> [YOUR GOAL]:
From the listing, collect all lines containing the word "name".

> [DATA TO USE]:
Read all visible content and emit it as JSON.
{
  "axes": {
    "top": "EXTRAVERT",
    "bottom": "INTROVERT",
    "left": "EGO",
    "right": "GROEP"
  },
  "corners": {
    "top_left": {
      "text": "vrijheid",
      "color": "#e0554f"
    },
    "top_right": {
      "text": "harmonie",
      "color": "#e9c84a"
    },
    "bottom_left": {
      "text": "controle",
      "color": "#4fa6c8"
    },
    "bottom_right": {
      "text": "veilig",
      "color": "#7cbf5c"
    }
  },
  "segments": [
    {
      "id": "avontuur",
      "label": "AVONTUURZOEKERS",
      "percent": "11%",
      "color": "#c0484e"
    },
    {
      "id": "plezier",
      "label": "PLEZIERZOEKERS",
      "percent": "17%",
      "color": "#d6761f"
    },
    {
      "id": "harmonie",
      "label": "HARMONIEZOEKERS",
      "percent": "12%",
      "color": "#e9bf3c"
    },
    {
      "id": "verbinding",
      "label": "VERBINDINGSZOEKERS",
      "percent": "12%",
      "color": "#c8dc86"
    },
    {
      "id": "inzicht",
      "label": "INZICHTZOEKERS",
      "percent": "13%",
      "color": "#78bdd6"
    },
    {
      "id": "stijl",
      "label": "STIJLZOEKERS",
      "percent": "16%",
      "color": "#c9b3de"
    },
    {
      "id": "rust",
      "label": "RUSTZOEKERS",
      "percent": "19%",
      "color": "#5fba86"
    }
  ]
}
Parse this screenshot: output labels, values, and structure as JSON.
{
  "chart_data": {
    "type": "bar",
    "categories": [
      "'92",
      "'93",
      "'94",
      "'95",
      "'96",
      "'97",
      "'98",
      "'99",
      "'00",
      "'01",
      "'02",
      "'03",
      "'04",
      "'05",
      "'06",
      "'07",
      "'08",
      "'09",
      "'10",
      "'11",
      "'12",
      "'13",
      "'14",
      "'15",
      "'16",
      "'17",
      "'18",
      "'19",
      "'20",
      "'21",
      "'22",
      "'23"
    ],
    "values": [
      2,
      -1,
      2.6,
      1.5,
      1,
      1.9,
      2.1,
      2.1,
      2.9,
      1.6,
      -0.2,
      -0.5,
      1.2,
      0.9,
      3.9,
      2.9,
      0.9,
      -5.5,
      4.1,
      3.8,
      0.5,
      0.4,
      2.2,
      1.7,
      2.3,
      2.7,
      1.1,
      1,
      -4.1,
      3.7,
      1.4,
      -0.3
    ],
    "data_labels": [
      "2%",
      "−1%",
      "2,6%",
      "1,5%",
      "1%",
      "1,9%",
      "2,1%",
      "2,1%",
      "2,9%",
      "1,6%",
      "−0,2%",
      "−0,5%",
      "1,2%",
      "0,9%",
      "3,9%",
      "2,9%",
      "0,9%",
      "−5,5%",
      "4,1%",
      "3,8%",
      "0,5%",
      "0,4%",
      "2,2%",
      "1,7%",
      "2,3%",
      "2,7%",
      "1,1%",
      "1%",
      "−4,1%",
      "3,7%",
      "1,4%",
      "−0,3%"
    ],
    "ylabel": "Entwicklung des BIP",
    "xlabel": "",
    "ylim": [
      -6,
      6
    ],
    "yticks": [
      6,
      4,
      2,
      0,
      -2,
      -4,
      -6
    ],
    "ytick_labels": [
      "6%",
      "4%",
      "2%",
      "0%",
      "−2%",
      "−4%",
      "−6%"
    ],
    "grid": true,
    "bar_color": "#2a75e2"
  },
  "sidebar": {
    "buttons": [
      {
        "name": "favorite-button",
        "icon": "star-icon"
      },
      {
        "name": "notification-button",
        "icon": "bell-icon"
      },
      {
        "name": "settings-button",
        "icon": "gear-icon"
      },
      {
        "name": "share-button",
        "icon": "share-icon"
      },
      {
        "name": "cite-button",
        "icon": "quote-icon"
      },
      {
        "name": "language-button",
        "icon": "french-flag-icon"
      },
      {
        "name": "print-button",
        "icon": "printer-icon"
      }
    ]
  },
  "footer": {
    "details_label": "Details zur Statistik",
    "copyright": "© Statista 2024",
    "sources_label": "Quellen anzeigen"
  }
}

> [SOLUTION BELOW]:
        "name": "favorite-button",
        "name": "notification-button",
        "name": "settings-button",
        "name": "share-button",
        "name": "cite-button",
        "name": "language-button",
        "name": "print-button",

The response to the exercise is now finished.